__Short exercise__:
Wherever a line in the data below holds "eller", copy that line.

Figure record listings

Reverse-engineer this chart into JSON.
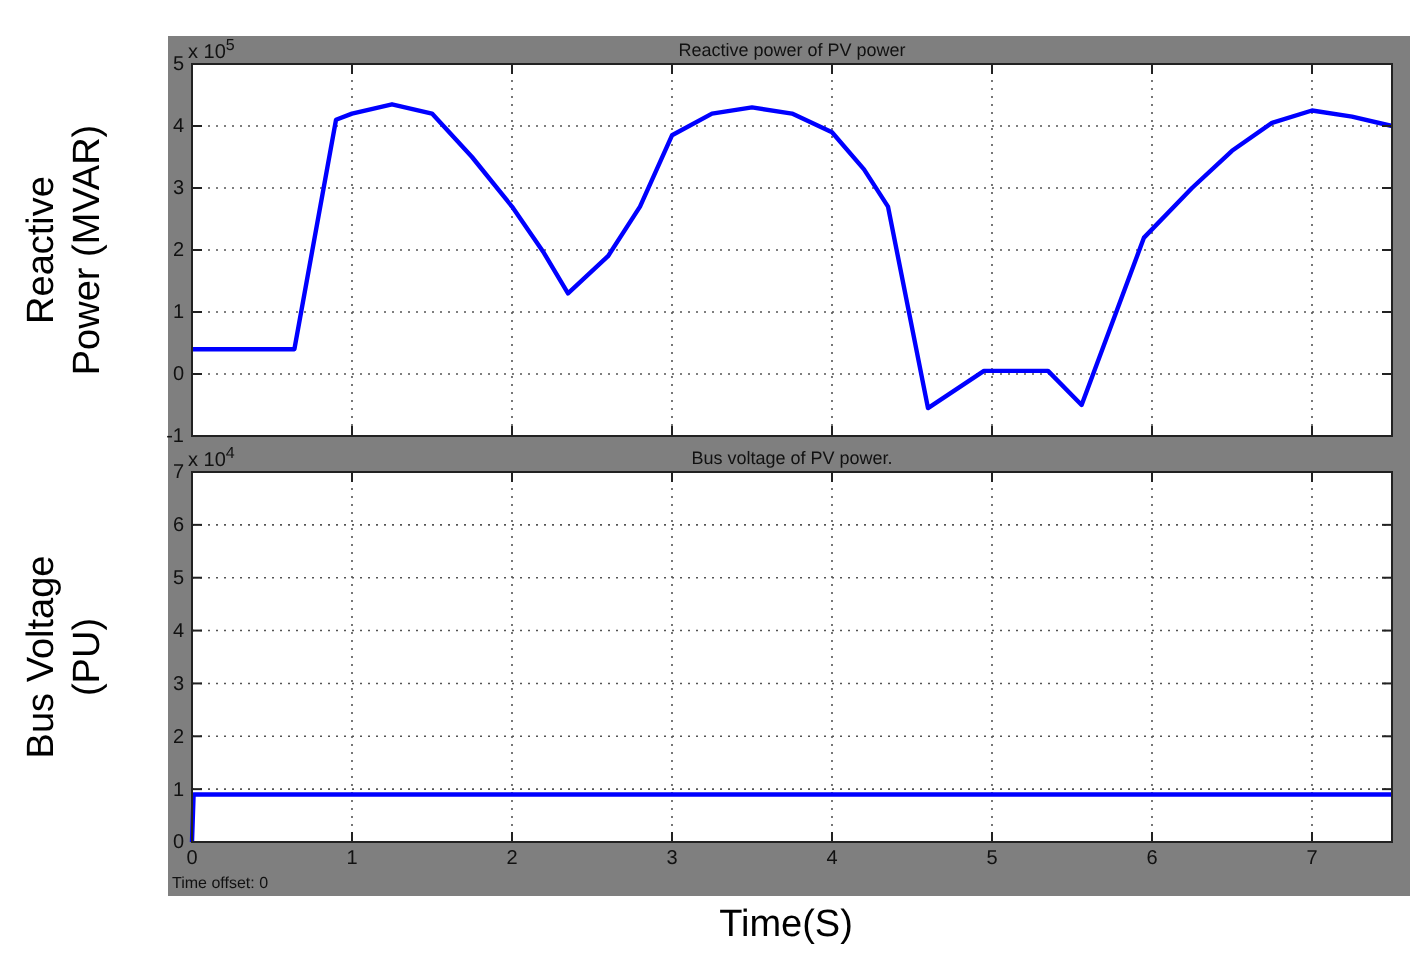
{
  "chart_data": [
    {
      "type": "line",
      "title": "Reactive power of PV power",
      "ylabel": "Reactive Power (MVAR)",
      "annotations": [
        "x 10$^{5}$"
      ],
      "series": [
        {
          "color": "#0000ff",
          "x": [
            0,
            0.64,
            0.9,
            1.0,
            1.25,
            1.5,
            1.75,
            2.0,
            2.2,
            2.35,
            2.6,
            2.8,
            3.0,
            3.25,
            3.5,
            3.75,
            4.0,
            4.2,
            4.35,
            4.6,
            4.95,
            5.35,
            5.56,
            5.95,
            6.25,
            6.5,
            6.75,
            7.0,
            7.25,
            7.5
          ],
          "values": [
            0.4,
            0.4,
            4.1,
            4.2,
            4.35,
            4.2,
            3.5,
            2.7,
            1.95,
            1.3,
            1.9,
            2.7,
            3.85,
            4.2,
            4.3,
            4.2,
            3.9,
            3.3,
            2.7,
            -0.55,
            0.05,
            0.05,
            -0.5,
            2.2,
            3.0,
            3.6,
            4.05,
            4.25,
            4.15,
            4.0
          ]
        }
      ],
      "xlim": [
        0,
        7.5
      ],
      "xticks": [
        0,
        1,
        2,
        3,
        4,
        5,
        6,
        7
      ],
      "ylim": [
        -1,
        5
      ],
      "yticks": [
        -1,
        0,
        1,
        2,
        3,
        4,
        5
      ],
      "grid": true,
      "tick_labels": "y"
    },
    {
      "type": "line",
      "title": "Bus voltage of PV power.",
      "ylabel": "Bus Voltage (PU)",
      "xlabel": "Time(S)",
      "annotations": [
        "x 10$^{4}$",
        "Time offset:  0"
      ],
      "series": [
        {
          "color": "#0000ff",
          "x": [
            0,
            0.01,
            7.5
          ],
          "values": [
            0,
            0.9,
            0.9
          ]
        }
      ],
      "xlim": [
        0,
        7.5
      ],
      "xticks": [
        0,
        1,
        2,
        3,
        4,
        5,
        6,
        7
      ],
      "ylim": [
        0,
        7
      ],
      "yticks": [
        0,
        1,
        2,
        3,
        4,
        5,
        6,
        7
      ],
      "grid": true
    }
  ]
}
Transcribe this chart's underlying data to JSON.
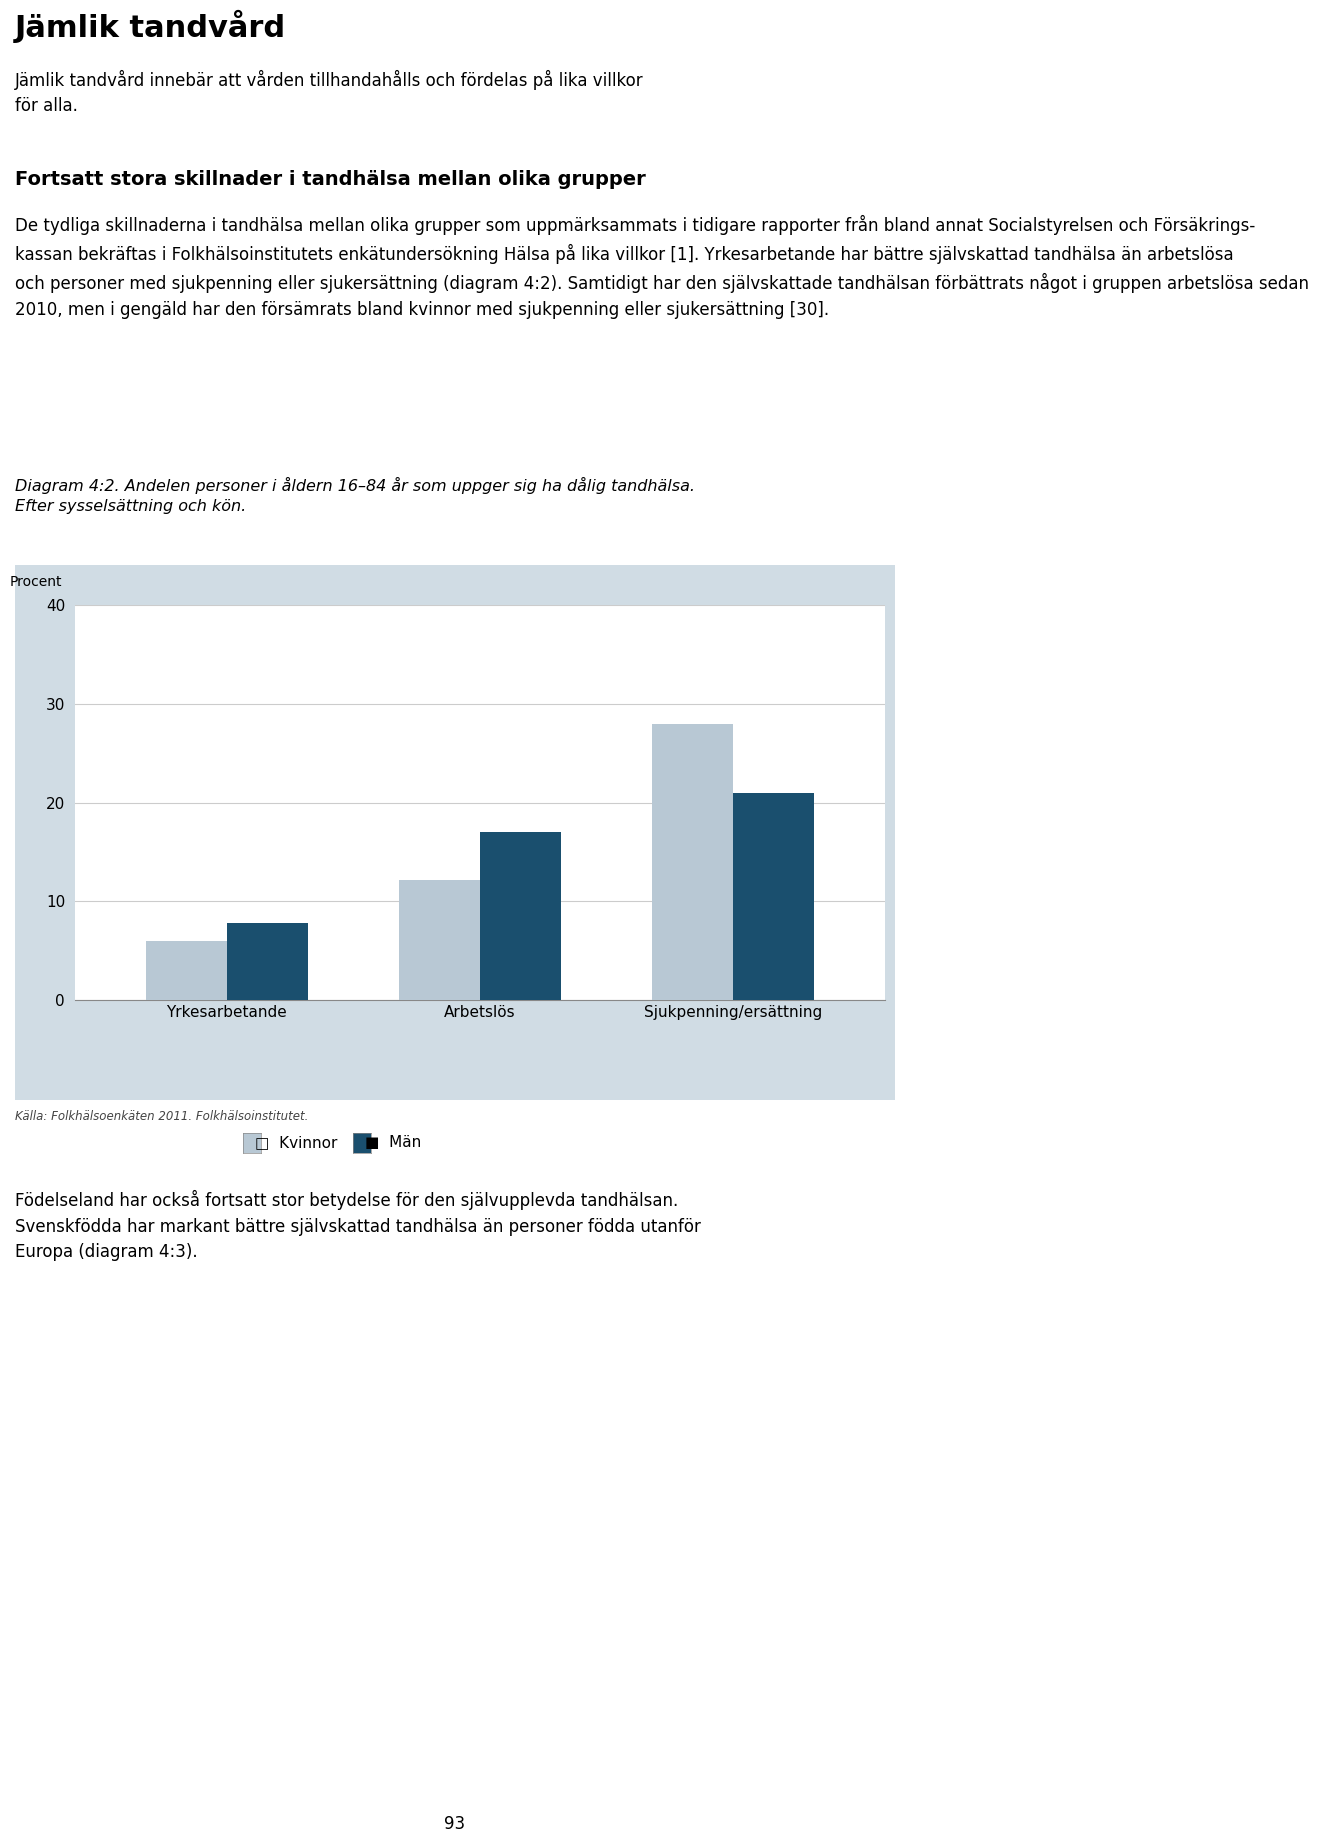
{
  "title_main": "Jämlik tandvård",
  "subtitle_main": "Jämlik tandvård innebär att vården tillhandahålls och fördelas på lika villkor\nför alla.",
  "section_title": "Fortsatt stora skillnader i tandhälsa mellan olika grupper",
  "body_text1_lines": [
    "De tydliga skillnaderna i tandhälsa mellan olika grupper som uppmärksammats i tidigare rapporter från bland annat Socialstyrelsen och Försäkringskassan bekräftas i Folkhälso-",
    "institutets enkätundersökning Hälsa på lika villkor [1]. Yrkesarbetande har bättre självskattad tandhälsa än arbetslösa och personer med sjukpenning eller sjukersättning (diagram",
    "4:2). Samtidigt har den självskattade tandhälsan förbättrats något i gruppen arbetslösa sedan 2010, men i gengäld har den försämrats bland kvinnor med sjukpenning eller",
    "sjukersättning [30]."
  ],
  "diagram_caption_line1": "Diagram 4:2. Andelen personer i åldern 16–84 år som uppger sig ha dålig tand-",
  "diagram_caption_line2": "hälsa. Efter sysselsättning och kön.",
  "ylabel": "Procent",
  "categories": [
    "Yrkesarbetande",
    "Arbetslös",
    "Sjukpenning/ersättning"
  ],
  "kvinnor_values": [
    6.0,
    12.2,
    28.0
  ],
  "man_values": [
    7.8,
    17.0,
    21.0
  ],
  "kvinnor_color": "#b8c8d4",
  "man_color": "#1a4f6e",
  "ylim": [
    0,
    40
  ],
  "yticks": [
    0,
    10,
    20,
    30,
    40
  ],
  "legend_kvinnor": "Kvinnor",
  "legend_man": "Män",
  "source_text": "Källa: Folkhälsoenkäten 2011. Folkhälsoinstitutet.",
  "body_text2_lines": [
    "Födelseland har också fortsatt stor betydelse för den självupplevda tandhälsan.",
    "Svenskfödda har markant bättre självskattad tandhälsa än personer födda utanför",
    "Europa (diagram 4:3)."
  ],
  "page_number": "93",
  "chart_outer_bg_color": "#d0dce4",
  "chart_plot_bg_color": "#ffffff",
  "outer_bg_color": "#ffffff",
  "bar_width": 0.32
}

__Output of the exercise__:
    "institutets enkätundersökning Hälsa på lika villkor [1]. Yrkesarbetande har bättre självskattad tandhälsa än arbetslösa och personer med sjukpenning eller sjukersättning (diagram",
    "4:2). Samtidigt har den självskattade tandhälsan förbättrats något i gruppen arbetslösa sedan 2010, men i gengäld har den försämrats bland kvinnor med sjukpenning eller",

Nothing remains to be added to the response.